Exercise instructions
Pick every line with "offered" from the material below.

Task inputs
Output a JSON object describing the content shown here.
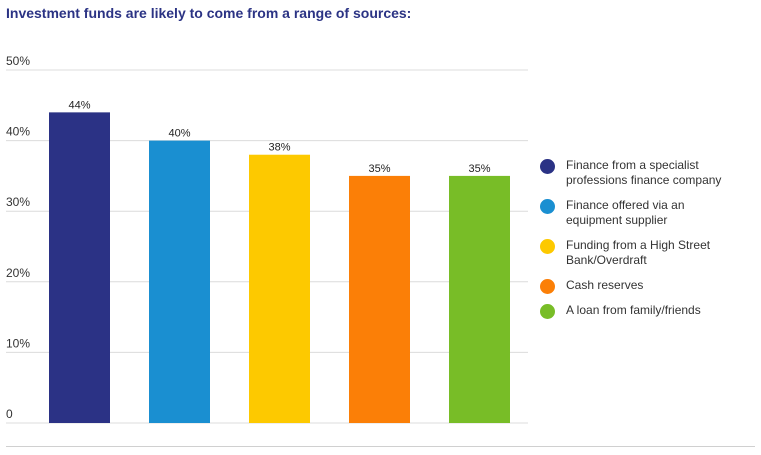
{
  "title": "Investment funds are likely to come from a range of sources:",
  "chart_data": {
    "type": "bar",
    "title": "Investment funds are likely to come from a range of sources:",
    "categories": [
      "Finance from a specialist professions finance company",
      "Finance offered via an equipment supplier",
      "Funding from a High Street Bank/Overdraft",
      "Cash reserves",
      "A loan from family/friends"
    ],
    "values": [
      44,
      40,
      38,
      35,
      35
    ],
    "value_labels": [
      "44%",
      "40%",
      "38%",
      "35%",
      "35%"
    ],
    "colors": [
      "#2b3285",
      "#1a8fd1",
      "#fdc900",
      "#fb7f07",
      "#78bd27"
    ],
    "ylim": [
      0,
      50
    ],
    "yticks": [
      0,
      10,
      20,
      30,
      40,
      50
    ],
    "ytick_labels": [
      "0",
      "10%",
      "20%",
      "30%",
      "40%",
      "50%"
    ],
    "xlabel": "",
    "ylabel": "",
    "grid": true,
    "legend_position": "right"
  },
  "legend": {
    "items": [
      {
        "line1": "Finance from a specialist",
        "line2": "professions finance company"
      },
      {
        "line1": "Finance offered via an",
        "line2": "equipment supplier"
      },
      {
        "line1": "Funding from a High Street",
        "line2": "Bank/Overdraft"
      },
      {
        "line1": "Cash reserves",
        "line2": ""
      },
      {
        "line1": "A loan from family/friends",
        "line2": ""
      }
    ]
  }
}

Result of the task
      "Finance offered via an equipment supplier",
        "line1": "Finance offered via an",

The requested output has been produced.